═══ SUPPLIED MATERIAL ═══

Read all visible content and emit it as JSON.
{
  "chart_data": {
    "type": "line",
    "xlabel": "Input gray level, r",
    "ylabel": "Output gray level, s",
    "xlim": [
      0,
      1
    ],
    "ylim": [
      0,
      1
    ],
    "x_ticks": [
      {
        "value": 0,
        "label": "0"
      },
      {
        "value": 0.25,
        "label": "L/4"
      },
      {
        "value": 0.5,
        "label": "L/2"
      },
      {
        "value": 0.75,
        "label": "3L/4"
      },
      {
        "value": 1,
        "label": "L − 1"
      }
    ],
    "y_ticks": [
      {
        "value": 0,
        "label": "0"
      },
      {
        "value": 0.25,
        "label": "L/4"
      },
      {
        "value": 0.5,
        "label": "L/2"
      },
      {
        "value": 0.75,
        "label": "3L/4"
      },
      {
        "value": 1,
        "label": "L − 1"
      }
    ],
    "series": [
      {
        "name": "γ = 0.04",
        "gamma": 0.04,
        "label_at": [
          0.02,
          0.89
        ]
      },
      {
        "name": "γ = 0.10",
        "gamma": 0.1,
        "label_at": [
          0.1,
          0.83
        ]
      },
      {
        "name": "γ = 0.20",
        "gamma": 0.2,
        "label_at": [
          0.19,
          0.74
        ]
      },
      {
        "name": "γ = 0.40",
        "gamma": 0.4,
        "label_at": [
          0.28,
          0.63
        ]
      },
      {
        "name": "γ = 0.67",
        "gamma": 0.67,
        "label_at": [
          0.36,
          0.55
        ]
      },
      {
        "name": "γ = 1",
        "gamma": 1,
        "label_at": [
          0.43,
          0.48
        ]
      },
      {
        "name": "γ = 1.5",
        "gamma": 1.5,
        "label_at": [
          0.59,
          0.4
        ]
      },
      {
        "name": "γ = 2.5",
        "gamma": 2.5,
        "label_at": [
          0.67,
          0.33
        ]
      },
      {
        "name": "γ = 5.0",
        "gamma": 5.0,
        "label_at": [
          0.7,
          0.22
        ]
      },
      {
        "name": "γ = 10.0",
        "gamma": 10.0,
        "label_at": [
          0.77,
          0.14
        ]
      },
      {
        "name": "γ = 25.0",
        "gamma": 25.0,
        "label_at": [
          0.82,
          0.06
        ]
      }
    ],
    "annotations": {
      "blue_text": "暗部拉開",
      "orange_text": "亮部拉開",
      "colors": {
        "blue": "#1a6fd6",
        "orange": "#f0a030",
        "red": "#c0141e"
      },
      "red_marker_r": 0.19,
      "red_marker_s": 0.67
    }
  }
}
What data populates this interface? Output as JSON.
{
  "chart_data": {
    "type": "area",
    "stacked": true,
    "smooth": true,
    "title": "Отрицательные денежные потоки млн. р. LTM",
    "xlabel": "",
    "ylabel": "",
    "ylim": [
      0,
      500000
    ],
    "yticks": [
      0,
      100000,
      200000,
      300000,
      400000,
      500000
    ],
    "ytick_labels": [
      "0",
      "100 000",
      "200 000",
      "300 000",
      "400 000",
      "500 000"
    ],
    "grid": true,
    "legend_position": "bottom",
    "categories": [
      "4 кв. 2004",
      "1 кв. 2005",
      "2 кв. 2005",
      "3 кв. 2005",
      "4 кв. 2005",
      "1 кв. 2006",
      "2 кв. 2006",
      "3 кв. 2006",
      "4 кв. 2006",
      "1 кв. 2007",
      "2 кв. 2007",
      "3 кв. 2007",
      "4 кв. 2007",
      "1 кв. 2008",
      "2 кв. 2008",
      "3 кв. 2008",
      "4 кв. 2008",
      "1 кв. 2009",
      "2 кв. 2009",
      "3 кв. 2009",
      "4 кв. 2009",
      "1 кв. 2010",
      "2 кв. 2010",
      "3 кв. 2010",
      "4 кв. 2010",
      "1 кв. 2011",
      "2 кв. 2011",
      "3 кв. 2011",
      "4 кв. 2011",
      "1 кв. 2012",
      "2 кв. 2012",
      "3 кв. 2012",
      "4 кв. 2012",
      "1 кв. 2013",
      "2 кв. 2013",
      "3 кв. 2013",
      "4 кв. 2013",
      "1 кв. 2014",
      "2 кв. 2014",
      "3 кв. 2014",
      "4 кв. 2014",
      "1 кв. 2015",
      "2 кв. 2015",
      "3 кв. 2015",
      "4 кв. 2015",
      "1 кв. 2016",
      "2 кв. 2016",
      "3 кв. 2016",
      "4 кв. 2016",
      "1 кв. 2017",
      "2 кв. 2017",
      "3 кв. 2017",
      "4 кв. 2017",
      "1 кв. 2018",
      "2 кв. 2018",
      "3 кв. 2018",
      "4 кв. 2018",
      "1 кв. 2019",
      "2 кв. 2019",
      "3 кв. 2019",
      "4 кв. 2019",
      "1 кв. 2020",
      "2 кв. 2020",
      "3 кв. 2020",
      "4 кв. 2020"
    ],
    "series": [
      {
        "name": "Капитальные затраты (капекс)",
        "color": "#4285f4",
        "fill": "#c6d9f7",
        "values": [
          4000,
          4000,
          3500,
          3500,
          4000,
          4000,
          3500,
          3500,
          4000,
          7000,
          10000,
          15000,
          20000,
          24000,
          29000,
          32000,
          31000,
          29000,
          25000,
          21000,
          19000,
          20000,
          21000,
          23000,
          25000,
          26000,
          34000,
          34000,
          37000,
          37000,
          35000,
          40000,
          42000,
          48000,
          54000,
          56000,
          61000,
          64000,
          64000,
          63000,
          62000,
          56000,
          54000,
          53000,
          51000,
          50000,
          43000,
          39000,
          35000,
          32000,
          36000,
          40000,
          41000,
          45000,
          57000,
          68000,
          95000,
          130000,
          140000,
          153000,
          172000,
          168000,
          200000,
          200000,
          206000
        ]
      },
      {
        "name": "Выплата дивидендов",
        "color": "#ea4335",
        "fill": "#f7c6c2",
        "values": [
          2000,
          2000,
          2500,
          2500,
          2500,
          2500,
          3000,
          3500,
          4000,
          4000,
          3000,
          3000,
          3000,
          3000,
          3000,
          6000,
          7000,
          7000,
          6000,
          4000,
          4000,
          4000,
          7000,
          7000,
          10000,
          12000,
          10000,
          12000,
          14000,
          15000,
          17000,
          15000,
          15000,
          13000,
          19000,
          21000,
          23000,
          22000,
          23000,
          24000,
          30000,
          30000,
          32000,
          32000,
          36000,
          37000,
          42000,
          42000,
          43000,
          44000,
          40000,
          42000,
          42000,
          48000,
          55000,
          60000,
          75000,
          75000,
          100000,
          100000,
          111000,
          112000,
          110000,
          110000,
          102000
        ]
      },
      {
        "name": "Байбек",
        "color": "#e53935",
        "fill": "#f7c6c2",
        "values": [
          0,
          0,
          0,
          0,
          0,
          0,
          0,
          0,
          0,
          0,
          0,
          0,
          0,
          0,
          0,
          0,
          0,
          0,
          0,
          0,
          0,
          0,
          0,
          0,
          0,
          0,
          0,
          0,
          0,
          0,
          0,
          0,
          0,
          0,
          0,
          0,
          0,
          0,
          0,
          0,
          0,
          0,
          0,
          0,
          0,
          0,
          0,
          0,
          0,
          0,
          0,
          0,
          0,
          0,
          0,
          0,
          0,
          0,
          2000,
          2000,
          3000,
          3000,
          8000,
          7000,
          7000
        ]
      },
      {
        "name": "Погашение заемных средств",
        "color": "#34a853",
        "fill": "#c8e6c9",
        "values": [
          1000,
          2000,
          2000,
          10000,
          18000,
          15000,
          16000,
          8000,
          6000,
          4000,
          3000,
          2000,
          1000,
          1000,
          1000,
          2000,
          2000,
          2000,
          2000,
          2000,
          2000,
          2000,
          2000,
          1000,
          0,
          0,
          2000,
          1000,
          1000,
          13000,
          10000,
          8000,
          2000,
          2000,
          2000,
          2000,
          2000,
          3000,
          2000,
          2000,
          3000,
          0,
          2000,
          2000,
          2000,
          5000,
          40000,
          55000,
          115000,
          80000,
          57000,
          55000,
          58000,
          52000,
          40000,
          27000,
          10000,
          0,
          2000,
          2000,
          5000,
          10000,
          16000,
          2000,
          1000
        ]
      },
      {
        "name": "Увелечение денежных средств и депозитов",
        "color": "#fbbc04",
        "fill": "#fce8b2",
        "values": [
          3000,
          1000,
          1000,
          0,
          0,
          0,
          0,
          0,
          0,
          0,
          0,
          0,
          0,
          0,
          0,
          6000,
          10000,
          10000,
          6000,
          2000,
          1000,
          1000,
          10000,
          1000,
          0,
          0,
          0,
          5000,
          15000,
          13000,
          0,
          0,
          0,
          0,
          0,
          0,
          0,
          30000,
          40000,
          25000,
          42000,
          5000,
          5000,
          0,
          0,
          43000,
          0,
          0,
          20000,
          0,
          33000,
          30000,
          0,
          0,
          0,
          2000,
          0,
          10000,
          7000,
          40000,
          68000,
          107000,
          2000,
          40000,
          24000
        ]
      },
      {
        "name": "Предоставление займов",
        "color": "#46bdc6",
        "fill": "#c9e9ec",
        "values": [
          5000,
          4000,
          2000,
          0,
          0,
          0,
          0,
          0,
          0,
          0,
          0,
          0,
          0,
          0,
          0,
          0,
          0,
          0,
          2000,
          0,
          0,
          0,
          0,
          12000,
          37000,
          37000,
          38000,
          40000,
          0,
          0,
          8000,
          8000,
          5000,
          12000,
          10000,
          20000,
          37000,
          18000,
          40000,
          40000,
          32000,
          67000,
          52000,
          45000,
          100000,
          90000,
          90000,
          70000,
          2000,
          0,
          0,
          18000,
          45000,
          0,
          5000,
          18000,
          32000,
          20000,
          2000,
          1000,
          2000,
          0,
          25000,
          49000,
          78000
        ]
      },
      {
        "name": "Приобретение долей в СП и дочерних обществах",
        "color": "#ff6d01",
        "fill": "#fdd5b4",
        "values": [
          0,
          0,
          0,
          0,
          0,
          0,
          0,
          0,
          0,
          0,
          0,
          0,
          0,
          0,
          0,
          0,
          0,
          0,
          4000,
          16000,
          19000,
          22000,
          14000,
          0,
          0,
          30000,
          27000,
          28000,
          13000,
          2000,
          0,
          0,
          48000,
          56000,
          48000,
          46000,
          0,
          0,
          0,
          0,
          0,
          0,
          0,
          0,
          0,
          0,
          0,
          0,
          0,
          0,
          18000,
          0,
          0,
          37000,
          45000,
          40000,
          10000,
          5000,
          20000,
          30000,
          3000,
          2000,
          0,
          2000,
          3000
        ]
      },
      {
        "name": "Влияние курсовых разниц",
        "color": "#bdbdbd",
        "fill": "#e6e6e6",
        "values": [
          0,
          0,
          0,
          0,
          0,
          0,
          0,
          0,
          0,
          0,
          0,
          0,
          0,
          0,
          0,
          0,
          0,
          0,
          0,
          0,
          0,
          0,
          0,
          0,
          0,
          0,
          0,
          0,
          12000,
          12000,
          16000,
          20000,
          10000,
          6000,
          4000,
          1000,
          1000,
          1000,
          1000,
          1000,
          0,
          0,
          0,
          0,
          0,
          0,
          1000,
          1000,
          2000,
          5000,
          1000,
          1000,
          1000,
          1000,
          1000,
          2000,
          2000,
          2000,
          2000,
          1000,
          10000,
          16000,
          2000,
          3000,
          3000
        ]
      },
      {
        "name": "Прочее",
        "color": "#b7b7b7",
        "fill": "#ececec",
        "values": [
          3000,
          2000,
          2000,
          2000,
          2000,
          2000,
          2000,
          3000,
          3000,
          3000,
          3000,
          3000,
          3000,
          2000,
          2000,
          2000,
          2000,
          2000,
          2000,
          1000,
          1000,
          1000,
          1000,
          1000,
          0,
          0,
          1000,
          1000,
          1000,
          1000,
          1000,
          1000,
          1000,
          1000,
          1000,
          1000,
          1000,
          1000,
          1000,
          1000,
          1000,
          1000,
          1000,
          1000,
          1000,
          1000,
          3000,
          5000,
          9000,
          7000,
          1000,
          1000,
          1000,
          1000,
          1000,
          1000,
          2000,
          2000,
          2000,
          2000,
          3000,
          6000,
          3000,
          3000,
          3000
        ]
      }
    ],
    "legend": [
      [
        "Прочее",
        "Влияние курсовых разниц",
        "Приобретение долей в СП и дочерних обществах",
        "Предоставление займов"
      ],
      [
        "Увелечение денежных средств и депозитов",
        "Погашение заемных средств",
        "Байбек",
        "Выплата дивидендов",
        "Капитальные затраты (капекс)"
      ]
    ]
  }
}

═══

§ **WORK INSTRUCTIONS**
Extract every line of the records above that contains the word "средств".

§ **EXERCISE ANSWER**
        "name": "Погашение заемных средств",
        "name": "Увелечение денежных средств и депозитов",
        "Увелечение денежных средств и депозитов",
        "Погашение заемных средств",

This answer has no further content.